Return each entry exactly, with none missing.

>> Start SUPPLIED INFORMATION

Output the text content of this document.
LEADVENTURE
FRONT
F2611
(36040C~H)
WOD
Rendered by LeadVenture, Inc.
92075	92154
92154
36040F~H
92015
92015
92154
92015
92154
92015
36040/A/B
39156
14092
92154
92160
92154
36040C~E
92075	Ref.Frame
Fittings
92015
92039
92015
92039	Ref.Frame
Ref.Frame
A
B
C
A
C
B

>> End SUPPLIED INFORMATION

**RESULT**:
Output the text content of this document.
LEADVENTURE
FRONT
F2611
(36040C~H)
WOD
Rendered by LeadVenture, Inc.
92075	92154
92154
36040F~H
92015
92015
92154
92015
92154
92015
36040/A/B
39156
14092
92154
92160
92154
36040C~E
92075	Ref.Frame
Fittings
92015
92039
92015
92039	Ref.Frame
Ref.Frame
A
B
C
A
C
B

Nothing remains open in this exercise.